--- Stored entries ---

**********

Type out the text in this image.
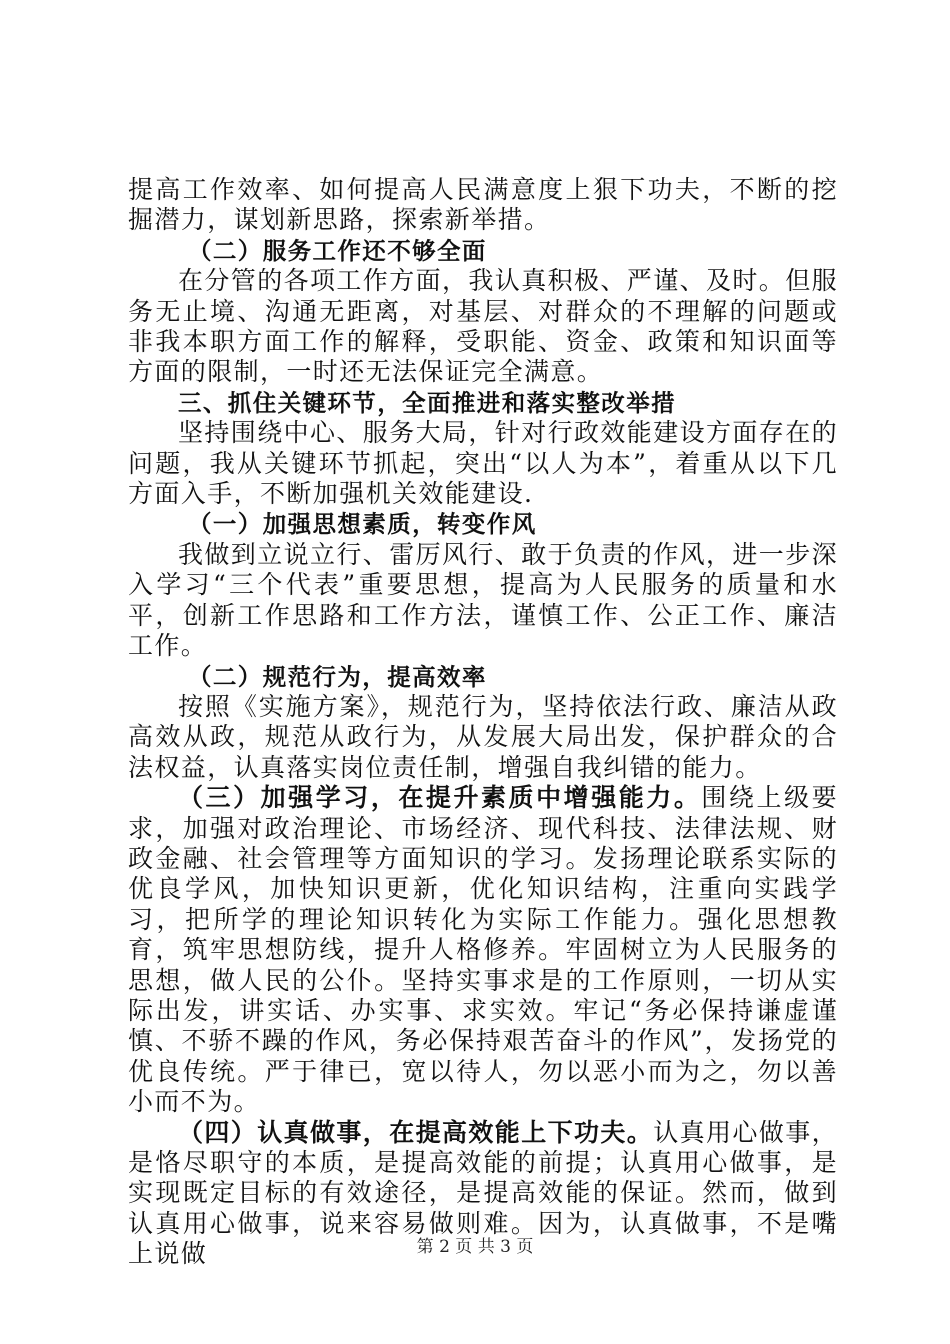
提高工作效率、如何提高人民满意度上狠下功夫，不断的挖掘潜力，谋划新思路，探索新举措。

（二）服务工作还不够全面

在分管的各项工作方面，我认真积极、严谨、及时。但服务无止境、沟通无距离，对基层、对群众的不理解的问题或非我本职方面工作的解释，受职能、资金、政策和知识面等方面的限制，一时还无法保证完全满意。

三、抓住关键环节，全面推进和落实整改举措

坚持围绕中心、服务大局，针对行政效能建设方面存在的问题，我从关键环节抓起，突出“以人为本”，着重从以下几方面入手，不断加强机关效能建设.

（一）加强思想素质，转变作风

我做到立说立行、雷厉风行、敢于负责的作风，进一步深入学习“三个代表”重要思想，提高为人民服务的质量和水平，创新工作思路和工作方法，谨慎工作、公正工作、廉洁工作。

（二）规范行为，提高效率

按照《实施方案》，规范行为，坚持依法行政、廉洁从政高效从政，规范从政行为，从发展大局出发，保护群众的合法权益，认真落实岗位责任制，增强自我纠错的能力。

（三）加强学习，在提升素质中增强能力。围绕上级要求，加强对政治理论、市场经济、现代科技、法律法规、财政金融、社会管理等方面知识的学习。发扬理论联系实际的优良学风，加快知识更新，优化知识结构，注重向实践学习，把所学的理论知识转化为实际工作能力。强化思想教育，筑牢思想防线，提升人格修养。牢固树立为人民服务的思想，做人民的公仆。坚持实事求是的工作原则，一切从实际出发，讲实话、办实事、求实效。牢记“务必保持谦虚谨慎、不骄不躁的作风，务必保持艰苦奋斗的作风”，发扬党的优良传统。严于律已，宽以待人，勿以恶小而为之，勿以善小而不为。

（四）认真做事，在提高效能上下功夫。认真用心做事，是恪尽职守的本质，是提高效能的前提；认真用心做事，是实现既定目标的有效途径，是提高效能的保证。然而，做到认真用心做事，说来容易做则难。因为，认真做事，不是嘴上说做	第 2 页 共 3 页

**********

--- What you need to do ---
From the data above, copy out every line with the string "规范行为" in it.

--- Finished task ---
（二）规范行为，提高效率
按照《实施方案》，规范行为，坚持依法行政、廉洁从政高效从政，规范从政行为，从发展大局出发，保护群众的合法权益，认真落实岗位责任制，增强自我纠错的能力。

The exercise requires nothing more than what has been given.